DESCRIPTION OF THE TASK:
Pick out every line holding the string "Land" and copy it.

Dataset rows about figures
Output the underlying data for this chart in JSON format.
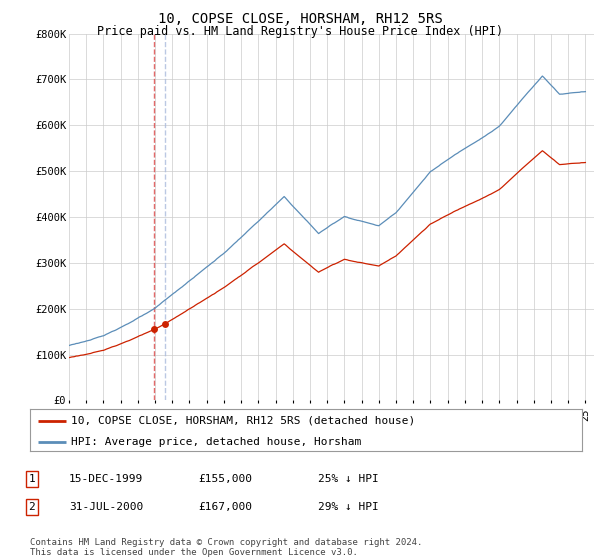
{
  "title": "10, COPSE CLOSE, HORSHAM, RH12 5RS",
  "subtitle": "Price paid vs. HM Land Registry's House Price Index (HPI)",
  "ylim": [
    0,
    800000
  ],
  "yticks": [
    0,
    100000,
    200000,
    300000,
    400000,
    500000,
    600000,
    700000,
    800000
  ],
  "ytick_labels": [
    "£0",
    "£100K",
    "£200K",
    "£300K",
    "£400K",
    "£500K",
    "£600K",
    "£700K",
    "£800K"
  ],
  "hpi_color": "#5b8db8",
  "price_color": "#cc2200",
  "marker_color": "#cc2200",
  "dashed_color1": "#dd4444",
  "dashed_color2": "#aabbdd",
  "t1": 1999.96,
  "t2": 2000.58,
  "price1": 155000,
  "price2": 167000,
  "legend_house_label": "10, COPSE CLOSE, HORSHAM, RH12 5RS (detached house)",
  "legend_hpi_label": "HPI: Average price, detached house, Horsham",
  "table_rows": [
    {
      "num": "1",
      "date": "15-DEC-1999",
      "price": "£155,000",
      "pct": "25% ↓ HPI"
    },
    {
      "num": "2",
      "date": "31-JUL-2000",
      "price": "£167,000",
      "pct": "29% ↓ HPI"
    }
  ],
  "footnote": "Contains HM Land Registry data © Crown copyright and database right 2024.\nThis data is licensed under the Open Government Licence v3.0.",
  "bg_color": "#ffffff",
  "grid_color": "#cccccc",
  "title_fontsize": 10,
  "subtitle_fontsize": 8.5,
  "tick_fontsize": 7.5,
  "legend_fontsize": 8,
  "table_fontsize": 8,
  "footnote_fontsize": 6.5
}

FULL OUTPUT:
  "subtitle": "Price paid vs. HM Land Registry's House Price Index (HPI)",
  "footnote": "Contains HM Land Registry data © Crown copyright and database right 2024.\nThis data is licensed under the Open Government Licence v3.0.",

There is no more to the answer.